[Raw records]
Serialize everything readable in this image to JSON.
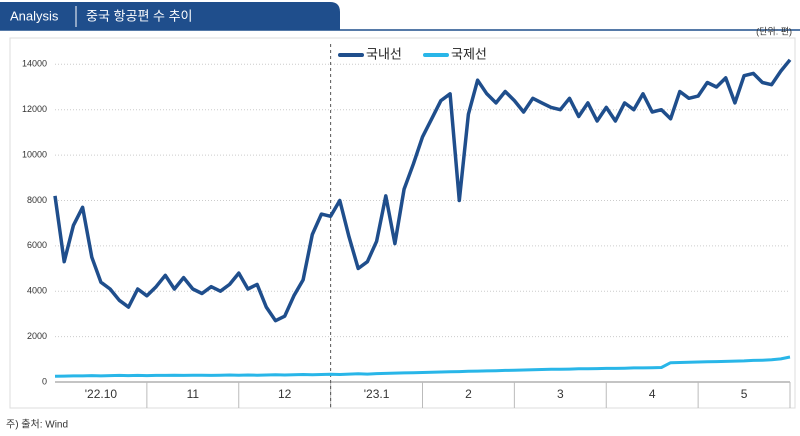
{
  "chart_data": {
    "type": "line",
    "badge": "Analysis",
    "title": "중국 항공편 수 추이",
    "unit_label": "(단위: 편)",
    "source": "주) 출처: Wind",
    "categories": [
      null,
      null,
      null,
      null,
      null,
      "'22.10",
      null,
      null,
      null,
      null,
      null,
      null,
      null,
      null,
      null,
      "11",
      null,
      null,
      null,
      null,
      null,
      null,
      null,
      null,
      null,
      "12",
      null,
      null,
      null,
      null,
      null,
      null,
      null,
      null,
      null,
      "'23.1",
      null,
      null,
      null,
      null,
      null,
      null,
      null,
      null,
      null,
      "2",
      null,
      null,
      null,
      null,
      null,
      null,
      null,
      null,
      null,
      "3",
      null,
      null,
      null,
      null,
      null,
      null,
      null,
      null,
      null,
      "4",
      null,
      null,
      null,
      null,
      null,
      null,
      null,
      null,
      null,
      "5",
      null,
      null,
      null,
      null,
      null
    ],
    "series": [
      {
        "name": "국내선",
        "color": "#1f4e8c",
        "values": [
          8200,
          5300,
          6900,
          7700,
          5500,
          4400,
          4100,
          3600,
          3300,
          4100,
          3800,
          4200,
          4700,
          4100,
          4600,
          4100,
          3900,
          4200,
          4000,
          4300,
          4800,
          4100,
          4300,
          3300,
          2700,
          2900,
          3800,
          4500,
          6500,
          7400,
          7300,
          8000,
          6400,
          5000,
          5300,
          6200,
          8200,
          6100,
          8500,
          9600,
          10800,
          11600,
          12400,
          12700,
          8000,
          11800,
          13300,
          12700,
          12300,
          12800,
          12400,
          11900,
          12500,
          12300,
          12100,
          12000,
          12500,
          11700,
          12300,
          11500,
          12100,
          11500,
          12300,
          12000,
          12700,
          11900,
          12000,
          11600,
          12800,
          12500,
          12600,
          13200,
          13000,
          13400,
          12300,
          13500,
          13600,
          13200,
          13100,
          13700,
          14200
        ]
      },
      {
        "name": "국제선",
        "color": "#29b6e8",
        "values": [
          250,
          260,
          270,
          270,
          280,
          270,
          280,
          290,
          280,
          290,
          280,
          290,
          290,
          300,
          290,
          300,
          300,
          290,
          300,
          310,
          300,
          310,
          300,
          310,
          320,
          310,
          320,
          330,
          320,
          330,
          340,
          330,
          350,
          360,
          350,
          370,
          380,
          390,
          400,
          410,
          420,
          430,
          440,
          450,
          460,
          470,
          480,
          490,
          500,
          510,
          520,
          530,
          540,
          550,
          560,
          560,
          570,
          580,
          580,
          590,
          600,
          600,
          610,
          620,
          620,
          630,
          640,
          850,
          860,
          870,
          880,
          890,
          900,
          910,
          920,
          930,
          950,
          960,
          980,
          1020,
          1100
        ]
      }
    ],
    "ylim": [
      0,
      15600
    ],
    "yticks": [
      0,
      2000,
      4000,
      6000,
      8000,
      10000,
      12000,
      14000
    ],
    "legend": "top-center"
  }
}
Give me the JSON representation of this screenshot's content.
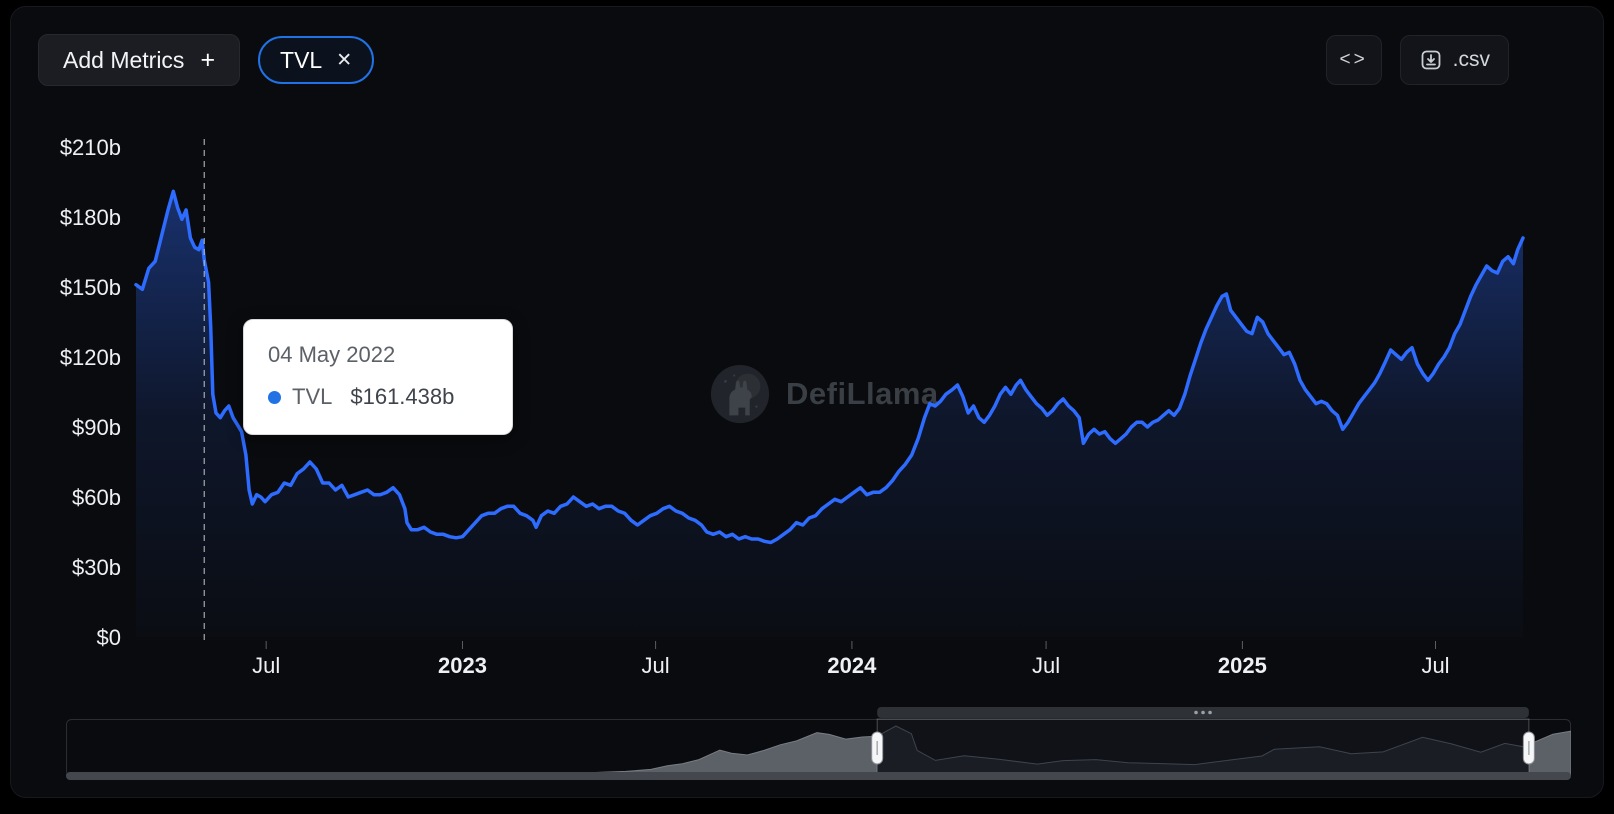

▸ **WRITTEN REQUEST**
Collect each line above holding the string "this".

▸ **SOLVED PROBLEM**
Serialize everything readable in this image to JSON.
Give me the JSON representation of this screenshot's content.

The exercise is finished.